Aim ▸ Each line below either holds the string "танковый" or doesn't. Count those that do and give only the number.
·····
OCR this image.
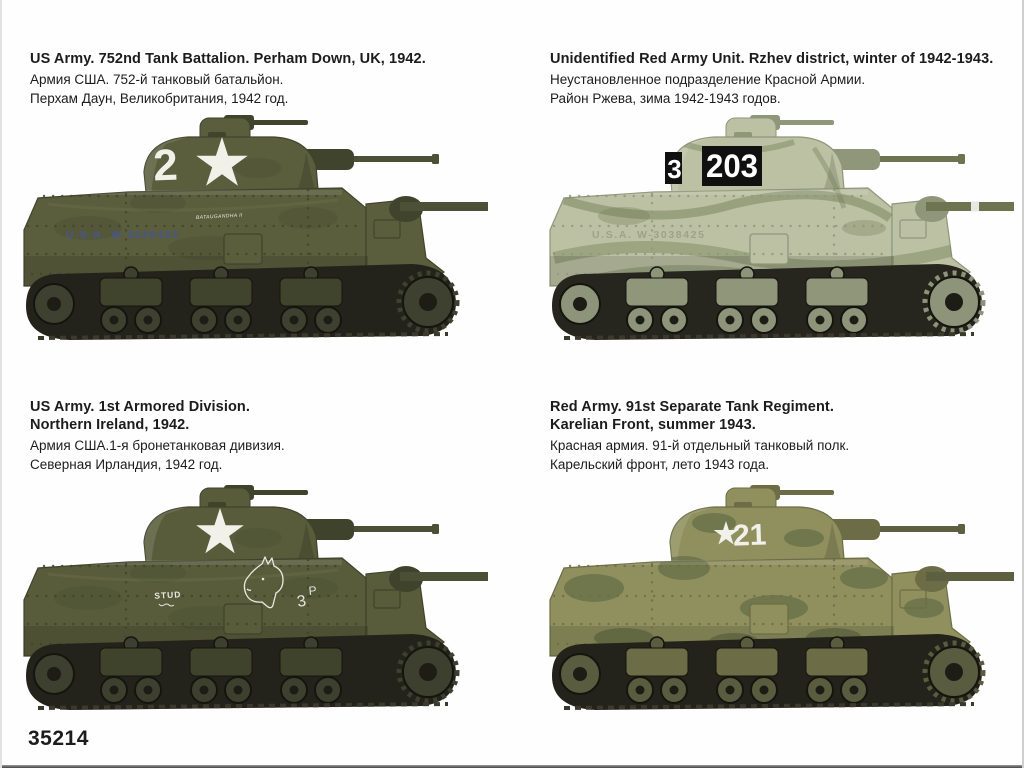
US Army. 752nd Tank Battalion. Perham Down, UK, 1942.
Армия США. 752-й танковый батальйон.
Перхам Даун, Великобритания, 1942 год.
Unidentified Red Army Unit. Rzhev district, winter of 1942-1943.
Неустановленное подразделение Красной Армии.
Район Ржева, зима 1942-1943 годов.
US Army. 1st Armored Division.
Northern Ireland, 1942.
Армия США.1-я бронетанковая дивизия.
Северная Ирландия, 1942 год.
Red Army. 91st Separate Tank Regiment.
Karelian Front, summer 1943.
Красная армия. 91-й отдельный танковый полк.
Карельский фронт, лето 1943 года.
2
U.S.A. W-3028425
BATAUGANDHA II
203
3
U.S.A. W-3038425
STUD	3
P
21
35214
·····
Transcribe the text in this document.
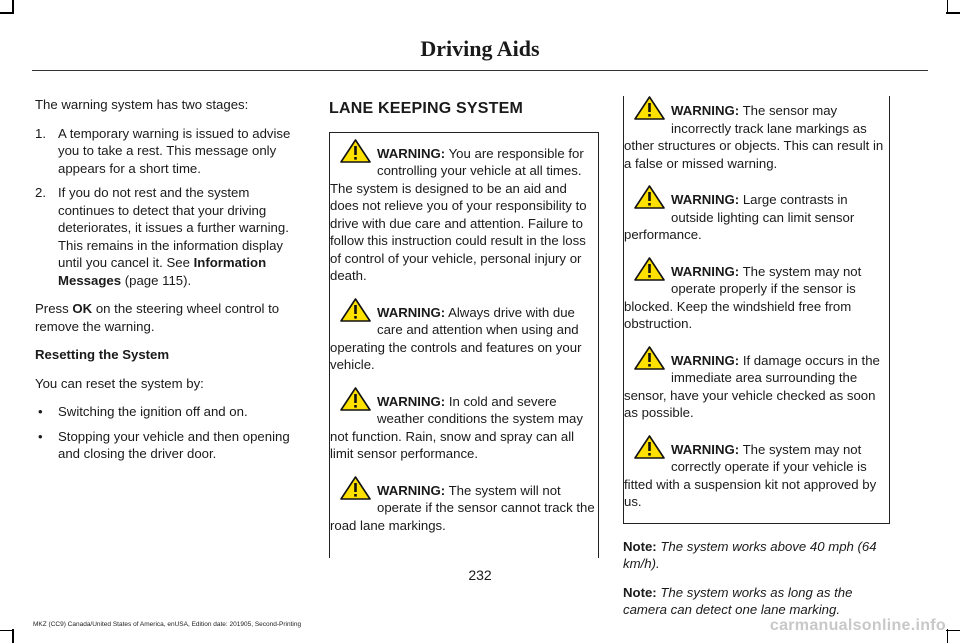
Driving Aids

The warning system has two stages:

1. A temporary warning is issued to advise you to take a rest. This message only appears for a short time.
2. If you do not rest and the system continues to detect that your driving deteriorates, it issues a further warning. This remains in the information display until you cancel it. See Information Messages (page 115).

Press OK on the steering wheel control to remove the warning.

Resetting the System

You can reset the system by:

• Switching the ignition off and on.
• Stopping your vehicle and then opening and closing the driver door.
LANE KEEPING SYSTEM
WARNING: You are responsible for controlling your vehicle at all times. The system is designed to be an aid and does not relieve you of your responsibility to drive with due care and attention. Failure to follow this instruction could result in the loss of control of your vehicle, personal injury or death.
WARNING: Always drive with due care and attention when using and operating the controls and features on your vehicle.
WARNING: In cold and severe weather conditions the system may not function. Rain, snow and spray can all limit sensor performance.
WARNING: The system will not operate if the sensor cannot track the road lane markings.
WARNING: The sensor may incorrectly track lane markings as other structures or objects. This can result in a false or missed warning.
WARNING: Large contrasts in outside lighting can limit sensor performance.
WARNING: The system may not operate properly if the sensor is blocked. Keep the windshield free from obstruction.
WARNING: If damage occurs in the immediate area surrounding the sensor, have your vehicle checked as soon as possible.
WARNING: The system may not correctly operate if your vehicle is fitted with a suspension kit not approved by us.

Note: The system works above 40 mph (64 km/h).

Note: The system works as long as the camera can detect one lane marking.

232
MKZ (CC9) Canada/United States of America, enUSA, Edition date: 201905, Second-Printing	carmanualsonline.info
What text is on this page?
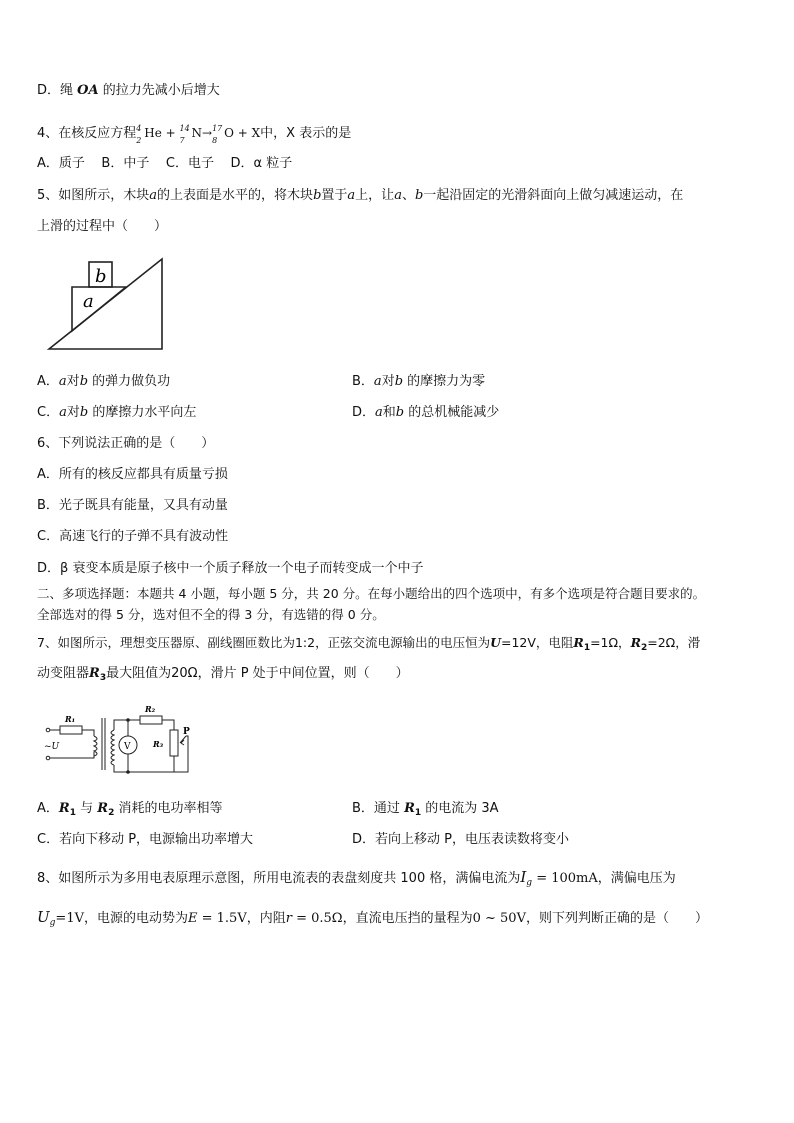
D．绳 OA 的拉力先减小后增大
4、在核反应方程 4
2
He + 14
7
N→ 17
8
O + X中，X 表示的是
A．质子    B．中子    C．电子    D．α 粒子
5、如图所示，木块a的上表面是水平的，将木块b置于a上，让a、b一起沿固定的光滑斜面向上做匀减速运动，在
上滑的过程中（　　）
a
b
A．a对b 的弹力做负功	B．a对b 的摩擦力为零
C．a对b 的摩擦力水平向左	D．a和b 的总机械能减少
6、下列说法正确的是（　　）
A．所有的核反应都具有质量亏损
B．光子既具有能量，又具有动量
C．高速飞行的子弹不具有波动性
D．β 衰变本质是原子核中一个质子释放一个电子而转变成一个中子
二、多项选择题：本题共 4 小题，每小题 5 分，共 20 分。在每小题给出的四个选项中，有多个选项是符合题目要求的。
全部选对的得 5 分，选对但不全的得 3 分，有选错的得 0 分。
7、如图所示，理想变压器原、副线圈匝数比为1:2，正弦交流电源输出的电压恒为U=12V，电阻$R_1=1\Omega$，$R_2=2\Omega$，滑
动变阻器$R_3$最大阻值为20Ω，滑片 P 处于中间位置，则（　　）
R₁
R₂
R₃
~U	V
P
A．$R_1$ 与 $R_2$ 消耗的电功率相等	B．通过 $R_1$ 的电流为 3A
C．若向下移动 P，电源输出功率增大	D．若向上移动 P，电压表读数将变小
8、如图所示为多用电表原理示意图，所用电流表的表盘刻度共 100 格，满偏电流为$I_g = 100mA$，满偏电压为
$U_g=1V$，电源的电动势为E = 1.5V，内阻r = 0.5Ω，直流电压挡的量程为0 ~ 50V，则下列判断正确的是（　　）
·····
Result of this task ▸ 2